-- EXERCISE INSTRUCTIONS --
Give back all the data exactly, line by line.

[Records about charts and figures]
************
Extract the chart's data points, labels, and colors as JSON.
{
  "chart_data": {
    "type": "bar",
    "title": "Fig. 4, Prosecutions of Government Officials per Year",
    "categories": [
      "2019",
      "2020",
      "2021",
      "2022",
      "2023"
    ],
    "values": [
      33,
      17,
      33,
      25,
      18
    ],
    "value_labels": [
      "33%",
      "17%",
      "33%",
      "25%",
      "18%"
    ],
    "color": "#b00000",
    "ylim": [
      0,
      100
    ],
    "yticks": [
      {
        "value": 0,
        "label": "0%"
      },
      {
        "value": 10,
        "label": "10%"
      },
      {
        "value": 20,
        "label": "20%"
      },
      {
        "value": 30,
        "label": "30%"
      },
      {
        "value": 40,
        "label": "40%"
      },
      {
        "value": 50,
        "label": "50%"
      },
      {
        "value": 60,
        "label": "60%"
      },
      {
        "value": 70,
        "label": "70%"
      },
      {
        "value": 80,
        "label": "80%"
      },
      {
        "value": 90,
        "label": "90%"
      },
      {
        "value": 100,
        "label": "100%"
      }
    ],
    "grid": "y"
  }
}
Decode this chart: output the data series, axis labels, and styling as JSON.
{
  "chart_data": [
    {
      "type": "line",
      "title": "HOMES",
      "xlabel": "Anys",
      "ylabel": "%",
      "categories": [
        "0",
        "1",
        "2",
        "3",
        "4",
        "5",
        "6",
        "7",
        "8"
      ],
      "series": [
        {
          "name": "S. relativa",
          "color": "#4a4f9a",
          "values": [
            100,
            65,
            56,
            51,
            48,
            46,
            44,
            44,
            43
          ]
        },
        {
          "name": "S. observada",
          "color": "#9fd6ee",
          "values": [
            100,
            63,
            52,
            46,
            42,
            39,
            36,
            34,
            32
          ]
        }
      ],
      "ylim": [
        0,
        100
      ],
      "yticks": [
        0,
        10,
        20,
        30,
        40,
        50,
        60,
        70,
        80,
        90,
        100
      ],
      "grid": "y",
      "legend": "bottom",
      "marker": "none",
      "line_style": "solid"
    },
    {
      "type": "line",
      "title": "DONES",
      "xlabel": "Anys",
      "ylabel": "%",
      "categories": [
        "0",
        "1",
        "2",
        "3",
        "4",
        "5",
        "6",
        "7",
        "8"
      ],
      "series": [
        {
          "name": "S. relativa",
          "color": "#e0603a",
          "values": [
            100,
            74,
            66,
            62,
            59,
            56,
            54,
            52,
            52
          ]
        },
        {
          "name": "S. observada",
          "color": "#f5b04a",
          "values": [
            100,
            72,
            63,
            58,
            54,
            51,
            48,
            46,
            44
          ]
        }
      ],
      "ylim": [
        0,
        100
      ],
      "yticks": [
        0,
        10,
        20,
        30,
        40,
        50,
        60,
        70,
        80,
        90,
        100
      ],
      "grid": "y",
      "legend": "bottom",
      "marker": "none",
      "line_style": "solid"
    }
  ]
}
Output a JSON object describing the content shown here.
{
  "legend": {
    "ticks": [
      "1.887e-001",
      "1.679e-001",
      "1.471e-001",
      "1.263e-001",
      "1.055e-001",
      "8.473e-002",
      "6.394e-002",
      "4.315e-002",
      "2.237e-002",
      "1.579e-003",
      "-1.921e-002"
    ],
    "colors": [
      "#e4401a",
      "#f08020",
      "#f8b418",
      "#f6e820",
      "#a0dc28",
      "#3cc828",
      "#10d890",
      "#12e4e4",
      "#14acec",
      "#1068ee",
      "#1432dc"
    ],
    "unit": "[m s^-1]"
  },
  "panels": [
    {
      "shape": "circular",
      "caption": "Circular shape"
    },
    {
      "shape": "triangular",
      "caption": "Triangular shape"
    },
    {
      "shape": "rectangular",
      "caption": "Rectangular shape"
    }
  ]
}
************
-- SOLVED EXERCISE --
Extract the chart's data points, labels, and colors as JSON.
{
  "chart_data": {
    "type": "bar",
    "title": "Fig. 4, Prosecutions of Government Officials per Year",
    "categories": [
      "2019",
      "2020",
      "2021",
      "2022",
      "2023"
    ],
    "values": [
      33,
      17,
      33,
      25,
      18
    ],
    "value_labels": [
      "33%",
      "17%",
      "33%",
      "25%",
      "18%"
    ],
    "color": "#b00000",
    "ylim": [
      0,
      100
    ],
    "yticks": [
      {
        "value": 0,
        "label": "0%"
      },
      {
        "value": 10,
        "label": "10%"
      },
      {
        "value": 20,
        "label": "20%"
      },
      {
        "value": 30,
        "label": "30%"
      },
      {
        "value": 40,
        "label": "40%"
      },
      {
        "value": 50,
        "label": "50%"
      },
      {
        "value": 60,
        "label": "60%"
      },
      {
        "value": 70,
        "label": "70%"
      },
      {
        "value": 80,
        "label": "80%"
      },
      {
        "value": 90,
        "label": "90%"
      },
      {
        "value": 100,
        "label": "100%"
      }
    ],
    "grid": "y"
  }
}
Decode this chart: output the data series, axis labels, and styling as JSON.
{
  "chart_data": [
    {
      "type": "line",
      "title": "HOMES",
      "xlabel": "Anys",
      "ylabel": "%",
      "categories": [
        "0",
        "1",
        "2",
        "3",
        "4",
        "5",
        "6",
        "7",
        "8"
      ],
      "series": [
        {
          "name": "S. relativa",
          "color": "#4a4f9a",
          "values": [
            100,
            65,
            56,
            51,
            48,
            46,
            44,
            44,
            43
          ]
        },
        {
          "name": "S. observada",
          "color": "#9fd6ee",
          "values": [
            100,
            63,
            52,
            46,
            42,
            39,
            36,
            34,
            32
          ]
        }
      ],
      "ylim": [
        0,
        100
      ],
      "yticks": [
        0,
        10,
        20,
        30,
        40,
        50,
        60,
        70,
        80,
        90,
        100
      ],
      "grid": "y",
      "legend": "bottom",
      "marker": "none",
      "line_style": "solid"
    },
    {
      "type": "line",
      "title": "DONES",
      "xlabel": "Anys",
      "ylabel": "%",
      "categories": [
        "0",
        "1",
        "2",
        "3",
        "4",
        "5",
        "6",
        "7",
        "8"
      ],
      "series": [
        {
          "name": "S. relativa",
          "color": "#e0603a",
          "values": [
            100,
            74,
            66,
            62,
            59,
            56,
            54,
            52,
            52
          ]
        },
        {
          "name": "S. observada",
          "color": "#f5b04a",
          "values": [
            100,
            72,
            63,
            58,
            54,
            51,
            48,
            46,
            44
          ]
        }
      ],
      "ylim": [
        0,
        100
      ],
      "yticks": [
        0,
        10,
        20,
        30,
        40,
        50,
        60,
        70,
        80,
        90,
        100
      ],
      "grid": "y",
      "legend": "bottom",
      "marker": "none",
      "line_style": "solid"
    }
  ]
}
Output a JSON object describing the content shown here.
{
  "legend": {
    "ticks": [
      "1.887e-001",
      "1.679e-001",
      "1.471e-001",
      "1.263e-001",
      "1.055e-001",
      "8.473e-002",
      "6.394e-002",
      "4.315e-002",
      "2.237e-002",
      "1.579e-003",
      "-1.921e-002"
    ],
    "colors": [
      "#e4401a",
      "#f08020",
      "#f8b418",
      "#f6e820",
      "#a0dc28",
      "#3cc828",
      "#10d890",
      "#12e4e4",
      "#14acec",
      "#1068ee",
      "#1432dc"
    ],
    "unit": "[m s^-1]"
  },
  "panels": [
    {
      "shape": "circular",
      "caption": "Circular shape"
    },
    {
      "shape": "triangular",
      "caption": "Triangular shape"
    },
    {
      "shape": "rectangular",
      "caption": "Rectangular shape"
    }
  ]
}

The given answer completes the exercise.